═══ Material for the task ═══

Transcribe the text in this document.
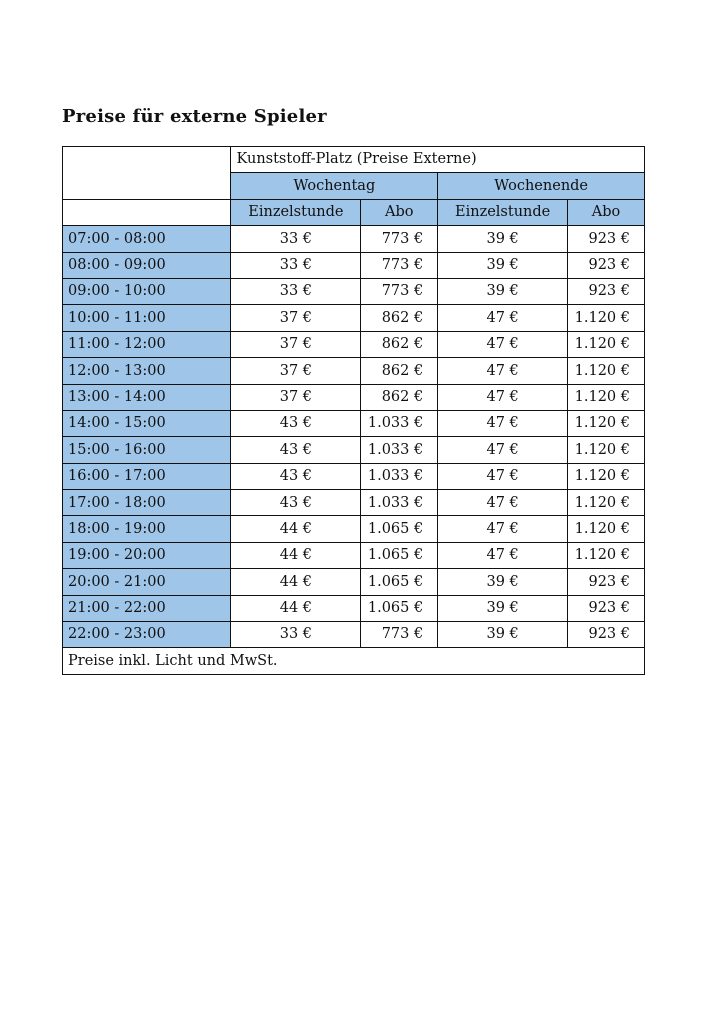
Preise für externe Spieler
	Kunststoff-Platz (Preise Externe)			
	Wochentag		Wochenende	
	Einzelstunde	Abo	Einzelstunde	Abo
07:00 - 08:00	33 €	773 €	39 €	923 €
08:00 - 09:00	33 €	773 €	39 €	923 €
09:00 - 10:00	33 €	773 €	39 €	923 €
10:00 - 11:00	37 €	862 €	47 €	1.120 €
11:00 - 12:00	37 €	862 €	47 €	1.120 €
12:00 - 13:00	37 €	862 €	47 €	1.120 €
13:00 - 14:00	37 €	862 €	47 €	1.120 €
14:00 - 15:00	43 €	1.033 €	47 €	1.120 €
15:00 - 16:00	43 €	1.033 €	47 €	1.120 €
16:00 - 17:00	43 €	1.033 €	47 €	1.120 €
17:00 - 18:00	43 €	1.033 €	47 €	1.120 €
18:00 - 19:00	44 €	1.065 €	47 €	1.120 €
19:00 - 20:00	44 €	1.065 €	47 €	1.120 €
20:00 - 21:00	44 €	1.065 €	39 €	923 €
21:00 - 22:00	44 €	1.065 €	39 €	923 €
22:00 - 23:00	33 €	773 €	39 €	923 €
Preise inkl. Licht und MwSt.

═══

▶ [Task description]: All of the entries need to be transcribed word for word; pictures are left out.

▶ [Solution to the exercise]:
Transcribe the text in this document.
Preise für externe Spieler
	Kunststoff-Platz (Preise Externe)			
	Wochentag		Wochenende	
	Einzelstunde	Abo	Einzelstunde	Abo
07:00 - 08:00	33 €	773 €	39 €	923 €
08:00 - 09:00	33 €	773 €	39 €	923 €
09:00 - 10:00	33 €	773 €	39 €	923 €
10:00 - 11:00	37 €	862 €	47 €	1.120 €
11:00 - 12:00	37 €	862 €	47 €	1.120 €
12:00 - 13:00	37 €	862 €	47 €	1.120 €
13:00 - 14:00	37 €	862 €	47 €	1.120 €
14:00 - 15:00	43 €	1.033 €	47 €	1.120 €
15:00 - 16:00	43 €	1.033 €	47 €	1.120 €
16:00 - 17:00	43 €	1.033 €	47 €	1.120 €
17:00 - 18:00	43 €	1.033 €	47 €	1.120 €
18:00 - 19:00	44 €	1.065 €	47 €	1.120 €
19:00 - 20:00	44 €	1.065 €	47 €	1.120 €
20:00 - 21:00	44 €	1.065 €	39 €	923 €
21:00 - 22:00	44 €	1.065 €	39 €	923 €
22:00 - 23:00	33 €	773 €	39 €	923 €
Preise inkl. Licht und MwSt.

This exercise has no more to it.